### Records ###
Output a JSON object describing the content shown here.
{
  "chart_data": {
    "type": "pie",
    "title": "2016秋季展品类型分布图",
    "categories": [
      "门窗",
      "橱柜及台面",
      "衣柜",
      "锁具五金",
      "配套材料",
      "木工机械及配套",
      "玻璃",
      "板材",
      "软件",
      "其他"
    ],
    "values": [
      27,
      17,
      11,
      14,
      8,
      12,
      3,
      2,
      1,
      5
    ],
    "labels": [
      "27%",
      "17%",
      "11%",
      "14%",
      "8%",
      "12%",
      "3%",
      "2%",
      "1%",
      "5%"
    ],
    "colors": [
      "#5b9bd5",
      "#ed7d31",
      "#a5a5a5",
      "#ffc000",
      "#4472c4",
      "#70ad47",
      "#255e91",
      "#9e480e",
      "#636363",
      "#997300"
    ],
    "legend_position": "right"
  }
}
###
Requirement — The records above are to be repeated exactly, in their entirety.

Answer —
Output a JSON object describing the content shown here.
{
  "chart_data": {
    "type": "pie",
    "title": "2016秋季展品类型分布图",
    "categories": [
      "门窗",
      "橱柜及台面",
      "衣柜",
      "锁具五金",
      "配套材料",
      "木工机械及配套",
      "玻璃",
      "板材",
      "软件",
      "其他"
    ],
    "values": [
      27,
      17,
      11,
      14,
      8,
      12,
      3,
      2,
      1,
      5
    ],
    "labels": [
      "27%",
      "17%",
      "11%",
      "14%",
      "8%",
      "12%",
      "3%",
      "2%",
      "1%",
      "5%"
    ],
    "colors": [
      "#5b9bd5",
      "#ed7d31",
      "#a5a5a5",
      "#ffc000",
      "#4472c4",
      "#70ad47",
      "#255e91",
      "#9e480e",
      "#636363",
      "#997300"
    ],
    "legend_position": "right"
  }
}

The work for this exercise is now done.